WHAT YOU NEED TO DO: Below are the records; copy each line in them that holds the word "color".

[Saved entries]
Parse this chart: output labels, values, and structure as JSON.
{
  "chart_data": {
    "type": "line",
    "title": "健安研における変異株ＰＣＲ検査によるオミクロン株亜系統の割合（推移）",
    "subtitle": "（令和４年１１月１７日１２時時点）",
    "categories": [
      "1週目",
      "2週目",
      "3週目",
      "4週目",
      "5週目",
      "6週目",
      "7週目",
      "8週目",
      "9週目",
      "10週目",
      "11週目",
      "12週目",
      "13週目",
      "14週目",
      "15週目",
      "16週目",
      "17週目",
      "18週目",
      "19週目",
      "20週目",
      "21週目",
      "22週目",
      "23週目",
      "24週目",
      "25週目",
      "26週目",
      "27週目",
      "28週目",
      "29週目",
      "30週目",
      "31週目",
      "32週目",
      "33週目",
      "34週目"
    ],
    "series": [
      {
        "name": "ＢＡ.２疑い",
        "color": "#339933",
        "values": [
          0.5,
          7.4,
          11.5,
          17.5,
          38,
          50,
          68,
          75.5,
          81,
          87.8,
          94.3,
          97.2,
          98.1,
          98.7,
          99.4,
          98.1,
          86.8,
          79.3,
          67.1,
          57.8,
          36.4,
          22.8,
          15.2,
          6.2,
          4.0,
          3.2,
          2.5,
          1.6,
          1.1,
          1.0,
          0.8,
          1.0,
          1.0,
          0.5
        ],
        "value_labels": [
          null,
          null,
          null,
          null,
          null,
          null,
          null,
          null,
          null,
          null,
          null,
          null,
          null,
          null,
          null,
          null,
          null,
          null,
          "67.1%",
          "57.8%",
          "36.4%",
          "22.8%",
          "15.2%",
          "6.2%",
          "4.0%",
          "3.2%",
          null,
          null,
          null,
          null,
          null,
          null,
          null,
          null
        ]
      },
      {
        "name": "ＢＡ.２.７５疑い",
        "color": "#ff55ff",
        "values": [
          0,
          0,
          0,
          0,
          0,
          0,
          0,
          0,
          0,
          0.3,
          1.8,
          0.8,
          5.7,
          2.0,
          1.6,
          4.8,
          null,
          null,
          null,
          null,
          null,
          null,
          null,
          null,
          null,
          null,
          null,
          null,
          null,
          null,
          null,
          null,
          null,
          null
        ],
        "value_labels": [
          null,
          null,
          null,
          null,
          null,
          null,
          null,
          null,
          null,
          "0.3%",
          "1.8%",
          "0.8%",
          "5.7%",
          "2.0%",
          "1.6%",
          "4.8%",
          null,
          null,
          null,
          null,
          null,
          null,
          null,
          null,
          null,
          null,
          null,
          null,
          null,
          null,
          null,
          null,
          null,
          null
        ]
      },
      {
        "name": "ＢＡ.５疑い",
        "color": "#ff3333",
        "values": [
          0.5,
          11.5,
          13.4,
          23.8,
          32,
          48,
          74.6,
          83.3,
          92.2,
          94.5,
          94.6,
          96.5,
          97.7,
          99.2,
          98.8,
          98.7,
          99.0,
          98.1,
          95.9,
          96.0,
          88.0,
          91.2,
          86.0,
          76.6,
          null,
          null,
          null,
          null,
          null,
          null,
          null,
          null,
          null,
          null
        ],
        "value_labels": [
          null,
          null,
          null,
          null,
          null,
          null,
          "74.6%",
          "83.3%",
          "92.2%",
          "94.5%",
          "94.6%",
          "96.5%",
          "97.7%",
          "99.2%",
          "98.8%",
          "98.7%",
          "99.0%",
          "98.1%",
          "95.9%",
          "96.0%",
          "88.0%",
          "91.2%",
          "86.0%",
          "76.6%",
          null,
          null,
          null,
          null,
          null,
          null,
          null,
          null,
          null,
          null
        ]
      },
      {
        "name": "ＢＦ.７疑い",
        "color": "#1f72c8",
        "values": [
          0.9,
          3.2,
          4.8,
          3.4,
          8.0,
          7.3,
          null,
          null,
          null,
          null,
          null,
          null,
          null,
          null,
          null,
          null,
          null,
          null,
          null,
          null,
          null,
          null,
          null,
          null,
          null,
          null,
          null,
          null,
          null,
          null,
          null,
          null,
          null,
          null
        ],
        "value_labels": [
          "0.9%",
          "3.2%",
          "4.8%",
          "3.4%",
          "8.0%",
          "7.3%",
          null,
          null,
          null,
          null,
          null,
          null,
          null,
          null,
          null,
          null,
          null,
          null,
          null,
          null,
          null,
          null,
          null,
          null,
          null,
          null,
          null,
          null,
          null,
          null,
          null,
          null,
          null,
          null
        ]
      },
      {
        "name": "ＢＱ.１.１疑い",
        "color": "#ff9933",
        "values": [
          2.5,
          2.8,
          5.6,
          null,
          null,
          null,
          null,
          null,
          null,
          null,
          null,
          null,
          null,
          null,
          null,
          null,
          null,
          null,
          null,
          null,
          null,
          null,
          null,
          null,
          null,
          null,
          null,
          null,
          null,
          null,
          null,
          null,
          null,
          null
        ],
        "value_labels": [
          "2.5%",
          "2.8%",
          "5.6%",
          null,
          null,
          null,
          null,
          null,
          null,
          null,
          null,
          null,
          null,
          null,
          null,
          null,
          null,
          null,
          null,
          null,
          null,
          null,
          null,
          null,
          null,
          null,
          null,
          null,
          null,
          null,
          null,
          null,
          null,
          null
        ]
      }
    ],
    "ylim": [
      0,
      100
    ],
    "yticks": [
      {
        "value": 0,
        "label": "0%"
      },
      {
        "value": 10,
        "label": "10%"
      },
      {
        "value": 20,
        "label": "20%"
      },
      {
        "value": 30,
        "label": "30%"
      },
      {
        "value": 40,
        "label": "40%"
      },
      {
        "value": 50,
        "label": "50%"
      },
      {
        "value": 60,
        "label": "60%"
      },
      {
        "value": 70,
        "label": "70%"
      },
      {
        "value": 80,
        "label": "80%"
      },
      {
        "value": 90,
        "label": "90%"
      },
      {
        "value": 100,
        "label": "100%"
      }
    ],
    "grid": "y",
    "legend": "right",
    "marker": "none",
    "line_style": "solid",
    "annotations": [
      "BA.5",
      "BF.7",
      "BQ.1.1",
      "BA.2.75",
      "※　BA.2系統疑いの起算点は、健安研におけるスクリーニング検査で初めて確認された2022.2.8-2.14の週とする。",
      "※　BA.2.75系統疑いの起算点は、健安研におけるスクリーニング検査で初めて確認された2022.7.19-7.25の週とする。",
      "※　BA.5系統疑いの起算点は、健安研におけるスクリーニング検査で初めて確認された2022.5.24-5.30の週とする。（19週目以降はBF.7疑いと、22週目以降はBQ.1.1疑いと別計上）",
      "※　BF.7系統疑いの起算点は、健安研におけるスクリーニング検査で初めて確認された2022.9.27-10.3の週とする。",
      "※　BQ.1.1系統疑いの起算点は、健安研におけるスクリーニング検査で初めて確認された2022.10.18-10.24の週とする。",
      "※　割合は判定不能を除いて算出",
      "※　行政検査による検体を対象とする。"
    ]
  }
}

THE RESULT:
        "color": "#339933",
        "color": "#ff55ff",
        "color": "#ff3333",
        "color": "#1f72c8",
        "color": "#ff9933",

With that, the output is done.